(SELECTED TEXT):
Open Access
Issue
J. Eur. Opt. Society-Rapid Publ.
Volume 20, Number 1, 2024
Article Number 23
Number of page(s) 5
DOI https://doi.org/10.1051/jeos/2024023
Published online 31 May 2024

© The Author(s), published by EDP Sciences, 2024

Licence Creative CommonsThis is an Open Access article distributed under the terms of the Creative Commons Attribution License (https://creativecommons.org/licenses/by/4.0), which permits unrestricted use, distribution, and reproduction in any medium, provided the original work is properly cited.

1 Introduction

With the growing demand for enhanced signal transmission system performance, microwave photonic links are gaining popularity due to their significant bandwidth and low loss. With the growing applications of microwave photonic links in radar [1, 2], electronic warfare [3], and other fields, there is a strong emphasis on achieving the highest possible Spurious-Free Dynamic Range (SFDR) under broadband conditions. Lasers are the core components of microwave photonic links, and their Relative Intensity Noise (RIN) and optical power significantly affect the SFDR of the link.

(DATA FOR ANALYSIS):
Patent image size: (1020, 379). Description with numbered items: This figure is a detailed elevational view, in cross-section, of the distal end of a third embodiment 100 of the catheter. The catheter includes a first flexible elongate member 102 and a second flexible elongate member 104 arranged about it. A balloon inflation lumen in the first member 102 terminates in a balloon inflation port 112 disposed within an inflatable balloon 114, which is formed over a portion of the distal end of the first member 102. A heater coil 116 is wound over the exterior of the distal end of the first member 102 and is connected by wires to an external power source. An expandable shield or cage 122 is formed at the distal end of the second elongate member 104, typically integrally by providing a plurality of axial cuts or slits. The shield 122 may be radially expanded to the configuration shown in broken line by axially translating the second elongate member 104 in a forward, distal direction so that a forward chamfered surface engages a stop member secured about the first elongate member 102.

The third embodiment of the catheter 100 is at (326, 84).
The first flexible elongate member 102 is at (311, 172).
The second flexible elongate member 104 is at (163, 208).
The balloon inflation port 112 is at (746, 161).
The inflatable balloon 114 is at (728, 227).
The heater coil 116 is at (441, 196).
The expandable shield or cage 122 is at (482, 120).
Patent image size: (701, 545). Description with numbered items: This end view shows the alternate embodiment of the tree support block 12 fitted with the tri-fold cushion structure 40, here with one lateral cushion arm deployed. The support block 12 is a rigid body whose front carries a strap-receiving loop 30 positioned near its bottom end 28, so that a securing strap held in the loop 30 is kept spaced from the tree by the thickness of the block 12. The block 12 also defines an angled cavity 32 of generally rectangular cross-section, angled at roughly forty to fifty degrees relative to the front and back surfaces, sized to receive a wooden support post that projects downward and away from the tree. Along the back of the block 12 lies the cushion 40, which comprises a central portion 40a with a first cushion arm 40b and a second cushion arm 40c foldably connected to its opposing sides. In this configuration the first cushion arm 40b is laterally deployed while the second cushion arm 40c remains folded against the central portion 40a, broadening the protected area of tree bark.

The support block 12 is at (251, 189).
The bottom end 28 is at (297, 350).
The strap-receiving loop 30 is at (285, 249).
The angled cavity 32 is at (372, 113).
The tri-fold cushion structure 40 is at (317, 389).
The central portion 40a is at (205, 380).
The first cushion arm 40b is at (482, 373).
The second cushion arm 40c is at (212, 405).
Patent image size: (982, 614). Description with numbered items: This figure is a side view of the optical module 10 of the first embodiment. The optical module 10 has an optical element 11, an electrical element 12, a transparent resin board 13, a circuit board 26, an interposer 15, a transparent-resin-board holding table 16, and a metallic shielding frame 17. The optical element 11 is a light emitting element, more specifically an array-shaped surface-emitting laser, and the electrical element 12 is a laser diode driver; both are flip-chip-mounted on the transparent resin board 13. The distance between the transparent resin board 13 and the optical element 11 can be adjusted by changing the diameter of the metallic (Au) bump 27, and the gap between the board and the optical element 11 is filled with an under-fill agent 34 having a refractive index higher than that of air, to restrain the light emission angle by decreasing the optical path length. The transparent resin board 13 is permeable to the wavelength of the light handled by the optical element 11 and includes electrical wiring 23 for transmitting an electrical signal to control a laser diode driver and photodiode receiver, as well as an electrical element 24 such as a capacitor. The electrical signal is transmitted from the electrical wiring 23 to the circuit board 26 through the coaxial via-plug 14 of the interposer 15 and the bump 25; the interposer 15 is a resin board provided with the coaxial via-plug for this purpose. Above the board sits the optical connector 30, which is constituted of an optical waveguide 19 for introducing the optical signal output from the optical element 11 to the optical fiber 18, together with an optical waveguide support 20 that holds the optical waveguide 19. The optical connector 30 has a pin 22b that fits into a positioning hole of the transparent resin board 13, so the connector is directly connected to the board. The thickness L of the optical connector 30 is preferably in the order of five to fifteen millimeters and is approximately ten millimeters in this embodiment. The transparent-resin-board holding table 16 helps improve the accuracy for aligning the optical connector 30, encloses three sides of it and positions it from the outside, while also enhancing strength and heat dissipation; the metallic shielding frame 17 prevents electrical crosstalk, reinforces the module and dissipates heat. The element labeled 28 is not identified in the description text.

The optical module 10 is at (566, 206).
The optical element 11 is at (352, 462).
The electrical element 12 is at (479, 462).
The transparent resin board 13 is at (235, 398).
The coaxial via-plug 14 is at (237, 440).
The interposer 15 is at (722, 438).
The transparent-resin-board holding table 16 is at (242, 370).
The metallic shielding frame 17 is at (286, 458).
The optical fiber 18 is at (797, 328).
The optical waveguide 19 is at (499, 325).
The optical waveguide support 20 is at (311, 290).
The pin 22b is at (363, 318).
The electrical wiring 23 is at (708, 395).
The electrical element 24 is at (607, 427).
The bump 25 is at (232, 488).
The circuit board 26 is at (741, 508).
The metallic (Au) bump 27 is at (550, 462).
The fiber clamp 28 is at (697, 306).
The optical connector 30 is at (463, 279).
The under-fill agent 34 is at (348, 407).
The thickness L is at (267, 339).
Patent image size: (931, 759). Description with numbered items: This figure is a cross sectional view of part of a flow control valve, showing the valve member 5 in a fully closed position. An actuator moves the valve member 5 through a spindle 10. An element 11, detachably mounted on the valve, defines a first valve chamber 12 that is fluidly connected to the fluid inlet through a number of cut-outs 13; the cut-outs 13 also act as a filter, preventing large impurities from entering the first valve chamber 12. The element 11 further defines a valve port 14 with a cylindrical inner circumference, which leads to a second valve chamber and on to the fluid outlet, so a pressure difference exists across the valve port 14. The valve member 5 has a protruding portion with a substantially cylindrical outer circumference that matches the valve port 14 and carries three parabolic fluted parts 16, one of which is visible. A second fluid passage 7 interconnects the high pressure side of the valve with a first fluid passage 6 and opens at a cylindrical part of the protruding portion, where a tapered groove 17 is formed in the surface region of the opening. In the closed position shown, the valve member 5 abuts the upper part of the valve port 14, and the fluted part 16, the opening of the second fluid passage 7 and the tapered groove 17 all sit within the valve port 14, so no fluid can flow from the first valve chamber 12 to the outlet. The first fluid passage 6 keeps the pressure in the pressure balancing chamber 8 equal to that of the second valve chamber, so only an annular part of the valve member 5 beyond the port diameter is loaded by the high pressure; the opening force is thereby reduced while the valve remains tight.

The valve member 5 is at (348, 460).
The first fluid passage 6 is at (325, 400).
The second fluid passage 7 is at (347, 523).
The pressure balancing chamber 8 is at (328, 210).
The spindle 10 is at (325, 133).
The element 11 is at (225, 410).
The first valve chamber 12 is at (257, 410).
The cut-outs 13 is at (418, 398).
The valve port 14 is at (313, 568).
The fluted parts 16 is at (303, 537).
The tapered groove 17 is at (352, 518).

(EXERCISE INSTRUCTIONS):
1 > Answer these from the article page:
(a) In which volume and number of the journal does the article appear?
(b) On what date was it published online?
(c) According to the introduction, which two laser properties significantly affect the SFDR of the link?
2 > Repeat the article page word for word, from "Licence Creative CommonsThis" up to and including "is properly cited.".
The records can be set aside; they play no part here.

(TASK-BY-TASK ANSWERS):
1 >
(a) Volume 20, Number 1
(b) 31 May 2024
(c) Relative Intensity Noise (RIN) and optical power

2 >
Licence Creative CommonsThis is an Open Access article distributed under the terms of the Creative Commons Attribution License (https://creativecommons.org/licenses/by/4.0), which permits unrestricted use, distribution, and reproduction in any medium, provided the original work is properly cited.